**Problem description**
For the material that follows, list every line containing the word "open".

**Dataset records**
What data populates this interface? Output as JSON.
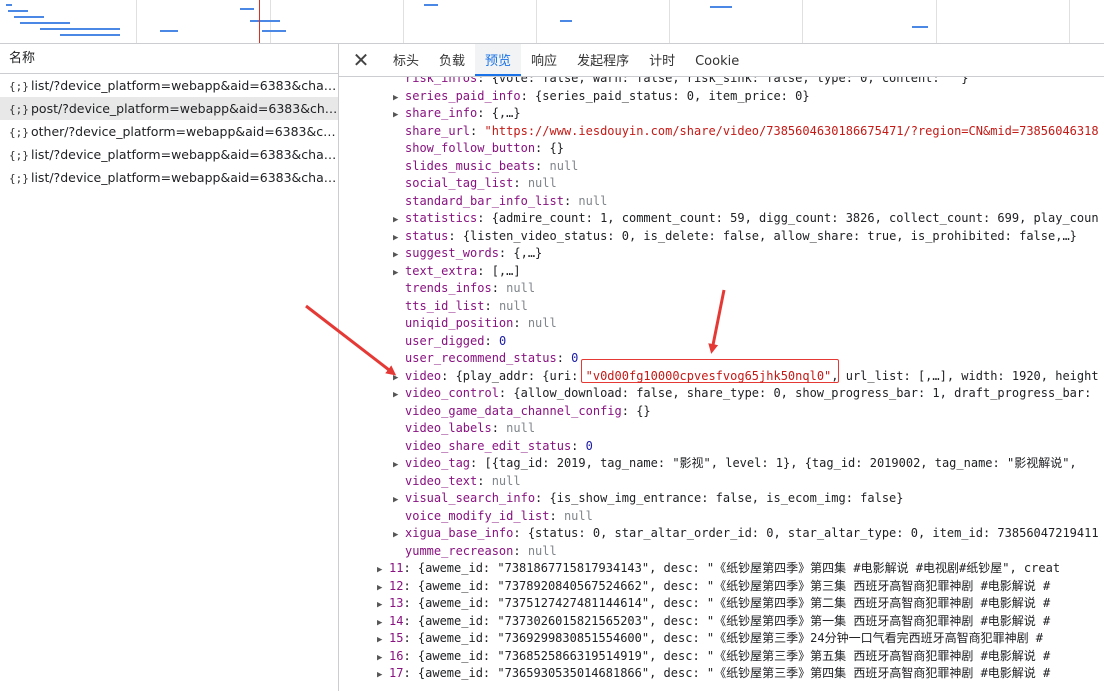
{
  "list": {
    "header": "名称",
    "requests": [
      {
        "name": "list/?device_platform=webapp&aid=6383&channe..."
      },
      {
        "name": "post/?device_platform=webapp&aid=6383&chan...",
        "selected": true
      },
      {
        "name": "other/?device_platform=webapp&aid=6383&chann..."
      },
      {
        "name": "list/?device_platform=webapp&aid=6383&channe..."
      },
      {
        "name": "list/?device_platform=webapp&aid=6383&channe..."
      }
    ],
    "icon_glyph": "{;}"
  },
  "tabs": [
    {
      "label": "标头"
    },
    {
      "label": "负载"
    },
    {
      "label": "预览",
      "active": true
    },
    {
      "label": "响应"
    },
    {
      "label": "发起程序"
    },
    {
      "label": "计时"
    },
    {
      "label": "Cookie"
    }
  ],
  "close_glyph": "✕",
  "preview_lines": [
    {
      "indent": 1,
      "expandable": false,
      "key": "risk_infos",
      "value": "{vote: false, warn: false, risk_sink: false, type: 0, content: \"\"}"
    },
    {
      "indent": 1,
      "expandable": true,
      "key": "series_paid_info",
      "value": "{series_paid_status: 0, item_price: 0}"
    },
    {
      "indent": 1,
      "expandable": true,
      "key": "share_info",
      "value": "{,…}"
    },
    {
      "indent": 1,
      "expandable": false,
      "key": "share_url",
      "value": "\"https://www.iesdouyin.com/share/video/7385604630186675471/?region=CN&mid=73856046318",
      "type": "string"
    },
    {
      "indent": 1,
      "expandable": false,
      "key": "show_follow_button",
      "value": "{}"
    },
    {
      "indent": 1,
      "expandable": false,
      "key": "slides_music_beats",
      "value": "null",
      "type": "null"
    },
    {
      "indent": 1,
      "expandable": false,
      "key": "social_tag_list",
      "value": "null",
      "type": "null"
    },
    {
      "indent": 1,
      "expandable": false,
      "key": "standard_bar_info_list",
      "value": "null",
      "type": "null"
    },
    {
      "indent": 1,
      "expandable": true,
      "key": "statistics",
      "value": "{admire_count: 1, comment_count: 59, digg_count: 3826, collect_count: 699, play_coun"
    },
    {
      "indent": 1,
      "expandable": true,
      "key": "status",
      "value": "{listen_video_status: 0, is_delete: false, allow_share: true, is_prohibited: false,…}"
    },
    {
      "indent": 1,
      "expandable": true,
      "key": "suggest_words",
      "value": "{,…}"
    },
    {
      "indent": 1,
      "expandable": true,
      "key": "text_extra",
      "value": "[,…]"
    },
    {
      "indent": 1,
      "expandable": false,
      "key": "trends_infos",
      "value": "null",
      "type": "null"
    },
    {
      "indent": 1,
      "expandable": false,
      "key": "tts_id_list",
      "value": "null",
      "type": "null"
    },
    {
      "indent": 1,
      "expandable": false,
      "key": "uniqid_position",
      "value": "null",
      "type": "null"
    },
    {
      "indent": 1,
      "expandable": false,
      "key": "user_digged",
      "value": "0",
      "type": "number"
    },
    {
      "indent": 1,
      "expandable": false,
      "key": "user_recommend_status",
      "value": "0",
      "type": "number"
    },
    {
      "indent": 1,
      "expandable": true,
      "key": "video",
      "value": "{play_addr: {uri: \"v0d00fg10000cpvesfvog65jhk50nql0\", url_list: [,…], width: 1920, height",
      "highlight": "\"v0d00fg10000cpvesfvog65jhk50nql0\""
    },
    {
      "indent": 1,
      "expandable": true,
      "key": "video_control",
      "value": "{allow_download: false, share_type: 0, show_progress_bar: 1, draft_progress_bar: "
    },
    {
      "indent": 1,
      "expandable": false,
      "key": "video_game_data_channel_config",
      "value": "{}"
    },
    {
      "indent": 1,
      "expandable": false,
      "key": "video_labels",
      "value": "null",
      "type": "null"
    },
    {
      "indent": 1,
      "expandable": false,
      "key": "video_share_edit_status",
      "value": "0",
      "type": "number"
    },
    {
      "indent": 1,
      "expandable": true,
      "key": "video_tag",
      "value": "[{tag_id: 2019, tag_name: \"影视\", level: 1}, {tag_id: 2019002, tag_name: \"影视解说\", "
    },
    {
      "indent": 1,
      "expandable": false,
      "key": "video_text",
      "value": "null",
      "type": "null"
    },
    {
      "indent": 1,
      "expandable": true,
      "key": "visual_search_info",
      "value": "{is_show_img_entrance: false, is_ecom_img: false}"
    },
    {
      "indent": 1,
      "expandable": false,
      "key": "voice_modify_id_list",
      "value": "null",
      "type": "null"
    },
    {
      "indent": 1,
      "expandable": true,
      "key": "xigua_base_info",
      "value": "{status: 0, star_altar_order_id: 0, star_altar_type: 0, item_id: 73856047219411"
    },
    {
      "indent": 1,
      "expandable": false,
      "key": "yumme_recreason",
      "value": "null",
      "type": "null"
    },
    {
      "indent": 0,
      "expandable": true,
      "key": "11",
      "value": "{aweme_id: \"7381867715817934143\", desc: \"《纸钞屋第四季》第四集 #电影解说 #电视剧#纸钞屋\", creat"
    },
    {
      "indent": 0,
      "expandable": true,
      "key": "12",
      "value": "{aweme_id: \"7378920840567524662\", desc: \"《纸钞屋第四季》第三集 西班牙高智商犯罪神剧 #电影解说 #"
    },
    {
      "indent": 0,
      "expandable": true,
      "key": "13",
      "value": "{aweme_id: \"7375127427481144614\", desc: \"《纸钞屋第四季》第二集 西班牙高智商犯罪神剧 #电影解说 #"
    },
    {
      "indent": 0,
      "expandable": true,
      "key": "14",
      "value": "{aweme_id: \"7373026015821565203\", desc: \"《纸钞屋第四季》第一集 西班牙高智商犯罪神剧 #电影解说 #"
    },
    {
      "indent": 0,
      "expandable": true,
      "key": "15",
      "value": "{aweme_id: \"7369299830851554600\", desc: \"《纸钞屋第三季》24分钟一口气看完西班牙高智商犯罪神剧 #"
    },
    {
      "indent": 0,
      "expandable": true,
      "key": "16",
      "value": "{aweme_id: \"7368525866319514919\", desc: \"《纸钞屋第三季》第五集 西班牙高智商犯罪神剧 #电影解说 #"
    },
    {
      "indent": 0,
      "expandable": true,
      "key": "17",
      "value": "{aweme_id: \"7365930535014681866\", desc: \"《纸钞屋第三季》第四集 西班牙高智商犯罪神剧 #电影解说 #"
    }
  ],
  "colors": {
    "accent": "#1a73e8",
    "key": "#881280",
    "string": "#c41a16",
    "number": "#1a1aa6",
    "null": "#80868b",
    "annotation": "#e53935"
  }
}
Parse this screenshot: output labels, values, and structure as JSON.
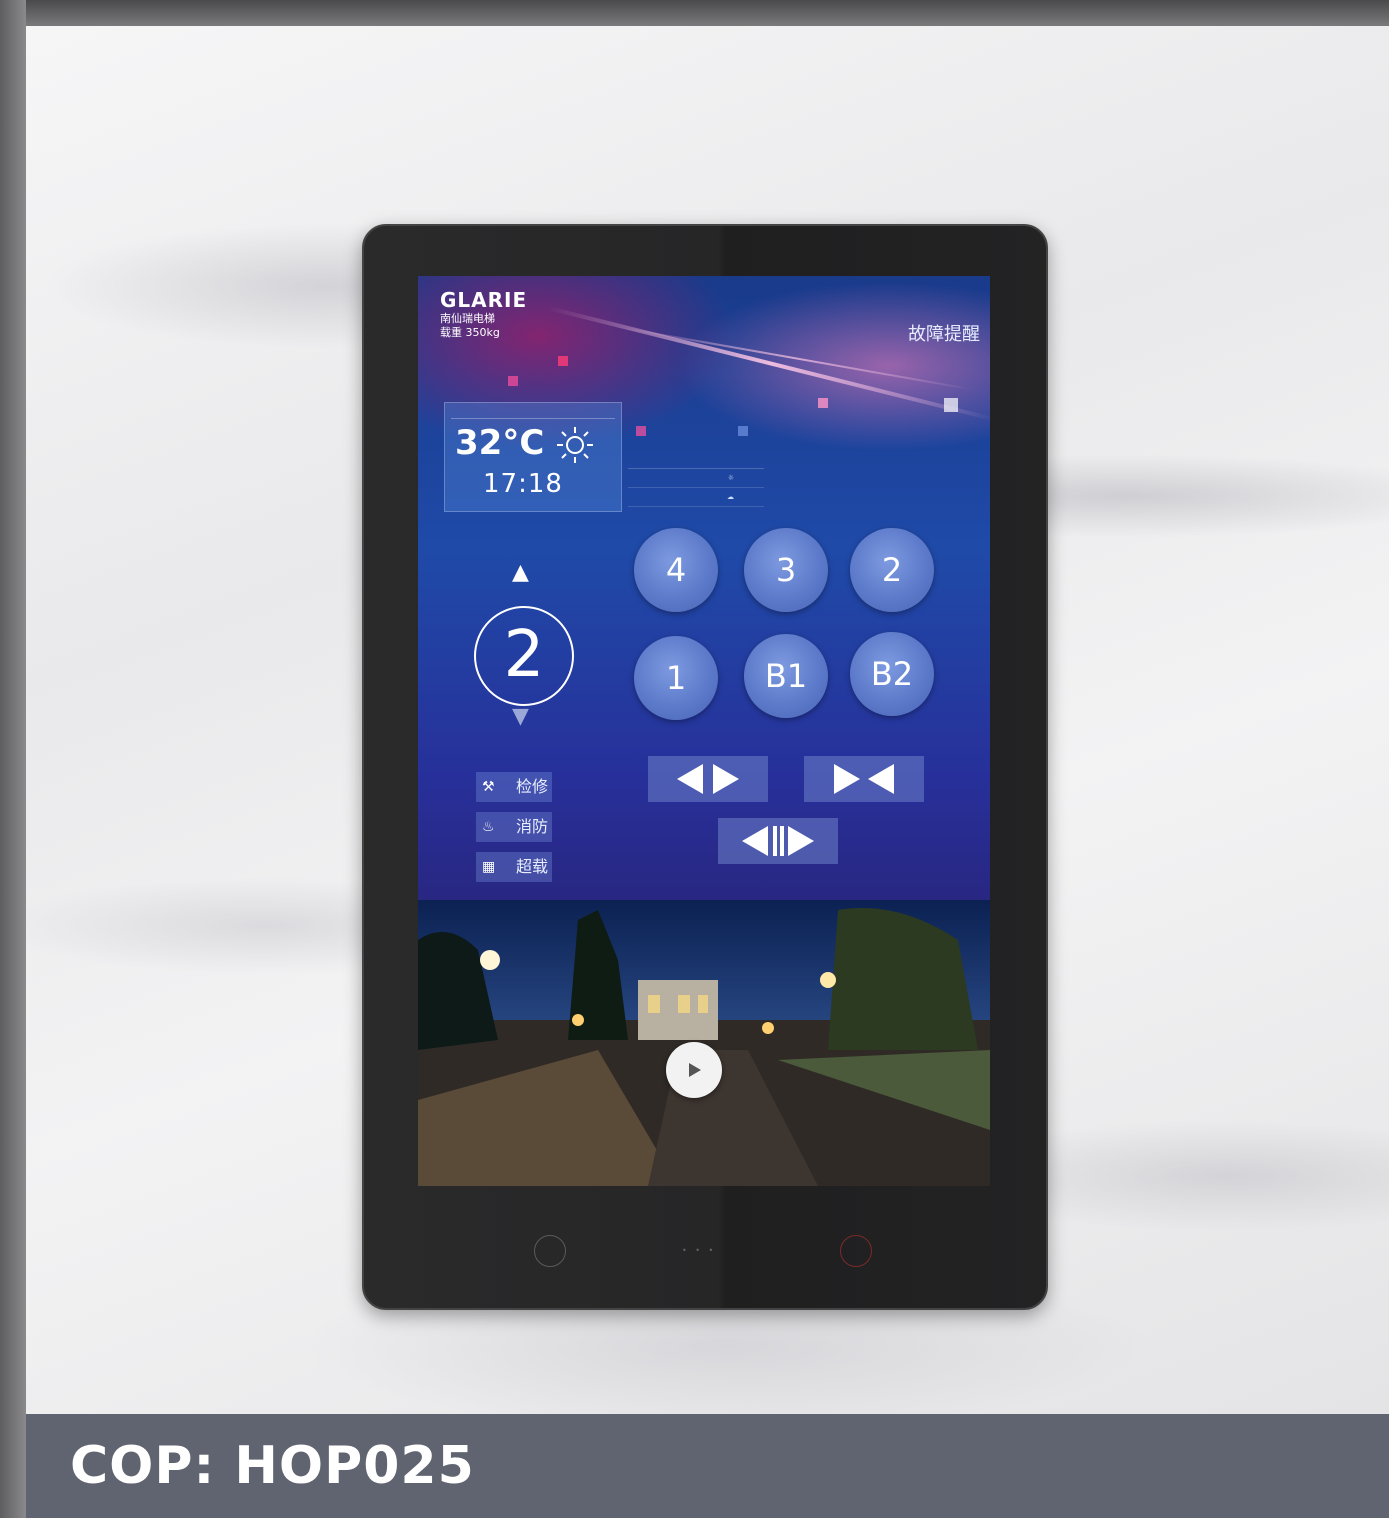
{
  "brand": {
    "logo_text": "GLARIE",
    "sub_name": "南仙瑞电梯",
    "load_label": "载重 350kg"
  },
  "status": {
    "fault_reminder": "故障提醒"
  },
  "weather": {
    "temperature": "32°C",
    "time": "17:18",
    "condition_icon": "sun-icon"
  },
  "indicator": {
    "current_floor": "2",
    "direction_up_icon": "arrow-up-icon",
    "direction_down_icon": "arrow-down-icon"
  },
  "floor_buttons": [
    {
      "label": "4"
    },
    {
      "label": "3"
    },
    {
      "label": "2"
    },
    {
      "label": "1"
    },
    {
      "label": "B1"
    },
    {
      "label": "B2"
    }
  ],
  "modes": [
    {
      "label": "检修",
      "icon": "tools-icon"
    },
    {
      "label": "消防",
      "icon": "fire-extinguisher-icon"
    },
    {
      "label": "超载",
      "icon": "overload-icon"
    }
  ],
  "door_controls": [
    {
      "name": "door-open-button",
      "icon": "door-open-icon"
    },
    {
      "name": "door-close-button",
      "icon": "door-close-icon"
    },
    {
      "name": "door-hold-button",
      "icon": "door-hold-icon"
    }
  ],
  "media": {
    "play_icon": "play-icon"
  },
  "caption": {
    "model": "COP: HOP025"
  },
  "colors": {
    "footer_bar": "#5f6470",
    "screen_blue": "#1f4aa8",
    "accent_pink": "#ff50a0"
  }
}
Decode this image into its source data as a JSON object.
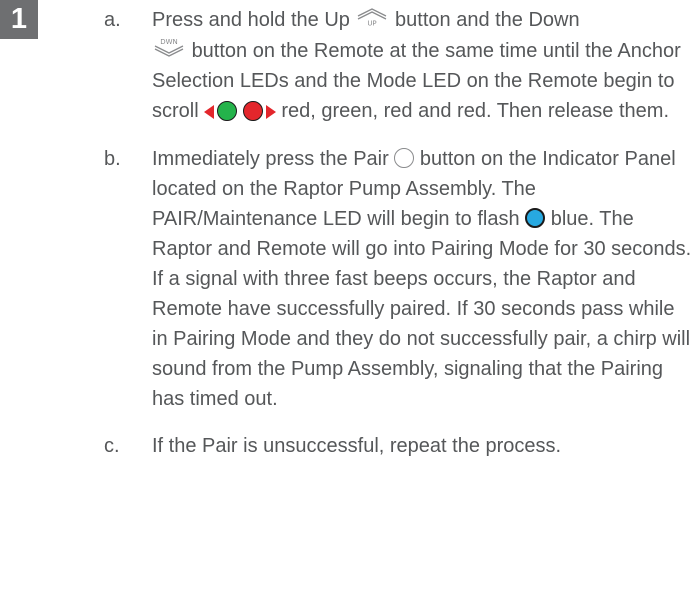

**Exercise answer**
      "name": "door-open-button",
      "icon": "door-open-icon"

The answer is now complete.